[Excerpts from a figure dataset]

• • • •

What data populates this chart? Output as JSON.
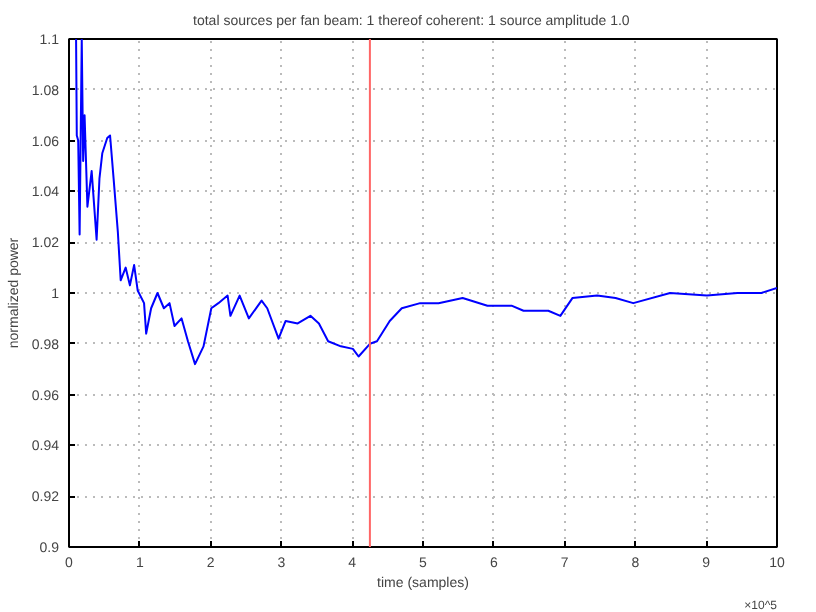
{
  "chart_data": {
    "type": "line",
    "title": "total sources per fan beam: 1    thereof coherent: 1    source amplitude 1.0",
    "xlabel": "time (samples)",
    "ylabel": "normalized power",
    "x": [
      0.1,
      0.11,
      0.13,
      0.15,
      0.18,
      0.2,
      0.22,
      0.26,
      0.32,
      0.39,
      0.43,
      0.47,
      0.54,
      0.58,
      0.63,
      0.69,
      0.73,
      0.8,
      0.86,
      0.92,
      0.97,
      1.06,
      1.09,
      1.16,
      1.25,
      1.34,
      1.42,
      1.49,
      1.59,
      1.68,
      1.78,
      1.9,
      2.01,
      2.11,
      2.24,
      2.28,
      2.41,
      2.54,
      2.72,
      2.8,
      2.96,
      3.06,
      3.23,
      3.41,
      3.53,
      3.66,
      3.84,
      4.01,
      4.09,
      4.25,
      4.35,
      4.53,
      4.7,
      4.96,
      5.22,
      5.56,
      5.91,
      6.25,
      6.42,
      6.77,
      6.94,
      7.11,
      7.46,
      7.72,
      7.97,
      8.49,
      9.01,
      9.44,
      9.78,
      10.0
    ],
    "series": [
      {
        "color": "#0000ff",
        "values": [
          1.1,
          1.062,
          1.06,
          1.023,
          1.1,
          1.052,
          1.07,
          1.034,
          1.048,
          1.021,
          1.045,
          1.055,
          1.061,
          1.062,
          1.045,
          1.024,
          1.005,
          1.01,
          1.003,
          1.011,
          1.001,
          0.996,
          0.984,
          0.994,
          1.0,
          0.994,
          0.996,
          0.987,
          0.99,
          0.981,
          0.972,
          0.979,
          0.994,
          0.996,
          0.999,
          0.991,
          0.999,
          0.99,
          0.997,
          0.994,
          0.982,
          0.989,
          0.988,
          0.991,
          0.988,
          0.981,
          0.979,
          0.978,
          0.975,
          0.98,
          0.981,
          0.989,
          0.994,
          0.996,
          0.996,
          0.998,
          0.995,
          0.995,
          0.993,
          0.993,
          0.991,
          0.998,
          0.999,
          0.998,
          0.996,
          1.0,
          0.999,
          1.0,
          1.0,
          1.002
        ]
      }
    ],
    "ref_lines": [
      {
        "axis": "x",
        "value": 4.25,
        "color": "#ff6666"
      }
    ],
    "annotations": [
      "×10^5"
    ],
    "xlim": [
      0,
      10
    ],
    "xticks": [
      0,
      1,
      2,
      3,
      4,
      5,
      6,
      7,
      8,
      9,
      10
    ],
    "ylim": [
      0.9,
      1.1
    ],
    "yticks": [
      0.9,
      0.92,
      0.94,
      0.96,
      0.98,
      1,
      1.02,
      1.04,
      1.06,
      1.08,
      1.1
    ],
    "grid": true,
    "line_style": "solid"
  }
}
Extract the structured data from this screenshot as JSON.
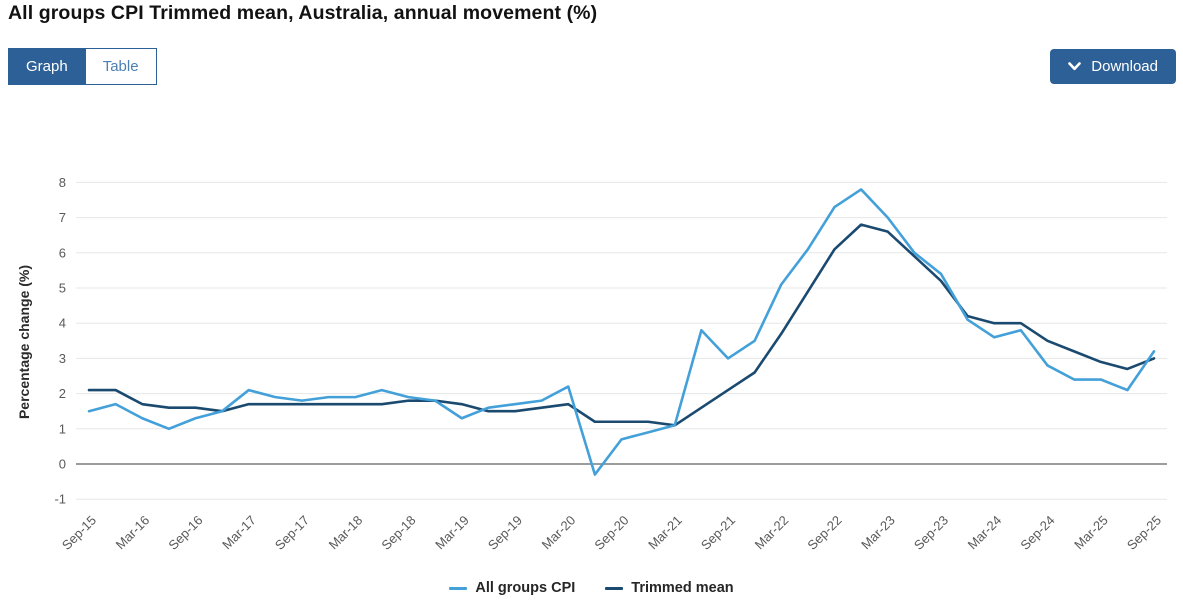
{
  "page": {
    "title": "All groups CPI Trimmed mean, Australia, annual movement (%)"
  },
  "toolbar": {
    "tabs": [
      {
        "label": "Graph",
        "active": true
      },
      {
        "label": "Table",
        "active": false
      }
    ],
    "download_label": "Download",
    "download_icon": "chevron-down"
  },
  "colors": {
    "accent_blue": "#2d6096",
    "inactive_tab_text": "#4d80b3",
    "grid_line": "#e7e7e7",
    "zero_line": "#9c9c9c",
    "axis_text": "#595959",
    "axis_title_text": "#2b2b2b",
    "series_cpi": "#43a0d9",
    "series_trimmed_mean": "#1b4a70"
  },
  "chart_data": {
    "type": "line",
    "title": "All groups CPI Trimmed mean, Australia, annual movement (%)",
    "xlabel": "",
    "ylabel": "Percentage change (%)",
    "ylim": [
      -1,
      8
    ],
    "yticks": [
      -1,
      0,
      1,
      2,
      3,
      4,
      5,
      6,
      7,
      8
    ],
    "grid": true,
    "legend_position": "bottom",
    "x_tick_every": 2,
    "categories": [
      "Sep-15",
      "Dec-15",
      "Mar-16",
      "Jun-16",
      "Sep-16",
      "Dec-16",
      "Mar-17",
      "Jun-17",
      "Sep-17",
      "Dec-17",
      "Mar-18",
      "Jun-18",
      "Sep-18",
      "Dec-18",
      "Mar-19",
      "Jun-19",
      "Sep-19",
      "Dec-19",
      "Mar-20",
      "Jun-20",
      "Sep-20",
      "Dec-20",
      "Mar-21",
      "Jun-21",
      "Sep-21",
      "Dec-21",
      "Mar-22",
      "Jun-22",
      "Sep-22",
      "Dec-22",
      "Mar-23",
      "Jun-23",
      "Sep-23",
      "Dec-23",
      "Mar-24",
      "Jun-24",
      "Sep-24",
      "Dec-24",
      "Mar-25",
      "Jun-25",
      "Sep-25"
    ],
    "x_tick_labels": [
      "Sep-15",
      "Mar-16",
      "Sep-16",
      "Mar-17",
      "Sep-17",
      "Mar-18",
      "Sep-18",
      "Mar-19",
      "Sep-19",
      "Mar-20",
      "Sep-20",
      "Mar-21",
      "Sep-21",
      "Mar-22",
      "Sep-22",
      "Mar-23",
      "Sep-23",
      "Mar-24",
      "Sep-24",
      "Mar-25",
      "Sep-25"
    ],
    "series": [
      {
        "name": "All groups CPI",
        "color": "#43a0d9",
        "values": [
          1.5,
          1.7,
          1.3,
          1.0,
          1.3,
          1.5,
          2.1,
          1.9,
          1.8,
          1.9,
          1.9,
          2.1,
          1.9,
          1.8,
          1.3,
          1.6,
          1.7,
          1.8,
          2.2,
          -0.3,
          0.7,
          0.9,
          1.1,
          3.8,
          3.0,
          3.5,
          5.1,
          6.1,
          7.3,
          7.8,
          7.0,
          6.0,
          5.4,
          4.1,
          3.6,
          3.8,
          2.8,
          2.4,
          2.4,
          2.1,
          3.2
        ]
      },
      {
        "name": "Trimmed mean",
        "color": "#1b4a70",
        "values": [
          2.1,
          2.1,
          1.7,
          1.6,
          1.6,
          1.5,
          1.7,
          1.7,
          1.7,
          1.7,
          1.7,
          1.7,
          1.8,
          1.8,
          1.7,
          1.5,
          1.5,
          1.6,
          1.7,
          1.2,
          1.2,
          1.2,
          1.1,
          1.6,
          2.1,
          2.6,
          3.7,
          4.9,
          6.1,
          6.8,
          6.6,
          5.9,
          5.2,
          4.2,
          4.0,
          4.0,
          3.5,
          3.2,
          2.9,
          2.7,
          3.0
        ]
      }
    ]
  }
}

• • • •

Transcribe the listing in full and omit the pictures.

[Reply to the task]
What data populates this chart? Output as JSON.
{
  "chart_data": {
    "type": "line",
    "title": "total sources per fan beam: 1    thereof coherent: 1    source amplitude 1.0",
    "xlabel": "time (samples)",
    "ylabel": "normalized power",
    "x": [
      0.1,
      0.11,
      0.13,
      0.15,
      0.18,
      0.2,
      0.22,
      0.26,
      0.32,
      0.39,
      0.43,
      0.47,
      0.54,
      0.58,
      0.63,
      0.69,
      0.73,
      0.8,
      0.86,
      0.92,
      0.97,
      1.06,
      1.09,
      1.16,
      1.25,
      1.34,
      1.42,
      1.49,
      1.59,
      1.68,
      1.78,
      1.9,
      2.01,
      2.11,
      2.24,
      2.28,
      2.41,
      2.54,
      2.72,
      2.8,
      2.96,
      3.06,
      3.23,
      3.41,
      3.53,
      3.66,
      3.84,
      4.01,
      4.09,
      4.25,
      4.35,
      4.53,
      4.7,
      4.96,
      5.22,
      5.56,
      5.91,
      6.25,
      6.42,
      6.77,
      6.94,
      7.11,
      7.46,
      7.72,
      7.97,
      8.49,
      9.01,
      9.44,
      9.78,
      10.0
    ],
    "series": [
      {
        "color": "#0000ff",
        "values": [
          1.1,
          1.062,
          1.06,
          1.023,
          1.1,
          1.052,
          1.07,
          1.034,
          1.048,
          1.021,
          1.045,
          1.055,
          1.061,
          1.062,
          1.045,
          1.024,
          1.005,
          1.01,
          1.003,
          1.011,
          1.001,
          0.996,
          0.984,
          0.994,
          1.0,
          0.994,
          0.996,
          0.987,
          0.99,
          0.981,
          0.972,
          0.979,
          0.994,
          0.996,
          0.999,
          0.991,
          0.999,
          0.99,
          0.997,
          0.994,
          0.982,
          0.989,
          0.988,
          0.991,
          0.988,
          0.981,
          0.979,
          0.978,
          0.975,
          0.98,
          0.981,
          0.989,
          0.994,
          0.996,
          0.996,
          0.998,
          0.995,
          0.995,
          0.993,
          0.993,
          0.991,
          0.998,
          0.999,
          0.998,
          0.996,
          1.0,
          0.999,
          1.0,
          1.0,
          1.002
        ]
      }
    ],
    "ref_lines": [
      {
        "axis": "x",
        "value": 4.25,
        "color": "#ff6666"
      }
    ],
    "annotations": [
      "×10^5"
    ],
    "xlim": [
      0,
      10
    ],
    "xticks": [
      0,
      1,
      2,
      3,
      4,
      5,
      6,
      7,
      8,
      9,
      10
    ],
    "ylim": [
      0.9,
      1.1
    ],
    "yticks": [
      0.9,
      0.92,
      0.94,
      0.96,
      0.98,
      1,
      1.02,
      1.04,
      1.06,
      1.08,
      1.1
    ],
    "grid": true,
    "line_style": "solid"
  }
}
Extract the structured data from this screenshot as JSON.
{
  "page": {
    "title": "All groups CPI Trimmed mean, Australia, annual movement (%)"
  },
  "toolbar": {
    "tabs": [
      {
        "label": "Graph",
        "active": true
      },
      {
        "label": "Table",
        "active": false
      }
    ],
    "download_label": "Download",
    "download_icon": "chevron-down"
  },
  "colors": {
    "accent_blue": "#2d6096",
    "inactive_tab_text": "#4d80b3",
    "grid_line": "#e7e7e7",
    "zero_line": "#9c9c9c",
    "axis_text": "#595959",
    "axis_title_text": "#2b2b2b",
    "series_cpi": "#43a0d9",
    "series_trimmed_mean": "#1b4a70"
  },
  "chart_data": {
    "type": "line",
    "title": "All groups CPI Trimmed mean, Australia, annual movement (%)",
    "xlabel": "",
    "ylabel": "Percentage change (%)",
    "ylim": [
      -1,
      8
    ],
    "yticks": [
      -1,
      0,
      1,
      2,
      3,
      4,
      5,
      6,
      7,
      8
    ],
    "grid": true,
    "legend_position": "bottom",
    "x_tick_every": 2,
    "categories": [
      "Sep-15",
      "Dec-15",
      "Mar-16",
      "Jun-16",
      "Sep-16",
      "Dec-16",
      "Mar-17",
      "Jun-17",
      "Sep-17",
      "Dec-17",
      "Mar-18",
      "Jun-18",
      "Sep-18",
      "Dec-18",
      "Mar-19",
      "Jun-19",
      "Sep-19",
      "Dec-19",
      "Mar-20",
      "Jun-20",
      "Sep-20",
      "Dec-20",
      "Mar-21",
      "Jun-21",
      "Sep-21",
      "Dec-21",
      "Mar-22",
      "Jun-22",
      "Sep-22",
      "Dec-22",
      "Mar-23",
      "Jun-23",
      "Sep-23",
      "Dec-23",
      "Mar-24",
      "Jun-24",
      "Sep-24",
      "Dec-24",
      "Mar-25",
      "Jun-25",
      "Sep-25"
    ],
    "x_tick_labels": [
      "Sep-15",
      "Mar-16",
      "Sep-16",
      "Mar-17",
      "Sep-17",
      "Mar-18",
      "Sep-18",
      "Mar-19",
      "Sep-19",
      "Mar-20",
      "Sep-20",
      "Mar-21",
      "Sep-21",
      "Mar-22",
      "Sep-22",
      "Mar-23",
      "Sep-23",
      "Mar-24",
      "Sep-24",
      "Mar-25",
      "Sep-25"
    ],
    "series": [
      {
        "name": "All groups CPI",
        "color": "#43a0d9",
        "values": [
          1.5,
          1.7,
          1.3,
          1.0,
          1.3,
          1.5,
          2.1,
          1.9,
          1.8,
          1.9,
          1.9,
          2.1,
          1.9,
          1.8,
          1.3,
          1.6,
          1.7,
          1.8,
          2.2,
          -0.3,
          0.7,
          0.9,
          1.1,
          3.8,
          3.0,
          3.5,
          5.1,
          6.1,
          7.3,
          7.8,
          7.0,
          6.0,
          5.4,
          4.1,
          3.6,
          3.8,
          2.8,
          2.4,
          2.4,
          2.1,
          3.2
        ]
      },
      {
        "name": "Trimmed mean",
        "color": "#1b4a70",
        "values": [
          2.1,
          2.1,
          1.7,
          1.6,
          1.6,
          1.5,
          1.7,
          1.7,
          1.7,
          1.7,
          1.7,
          1.7,
          1.8,
          1.8,
          1.7,
          1.5,
          1.5,
          1.6,
          1.7,
          1.2,
          1.2,
          1.2,
          1.1,
          1.6,
          2.1,
          2.6,
          3.7,
          4.9,
          6.1,
          6.8,
          6.6,
          5.9,
          5.2,
          4.2,
          4.0,
          4.0,
          3.5,
          3.2,
          2.9,
          2.7,
          3.0
        ]
      }
    ]
  }
}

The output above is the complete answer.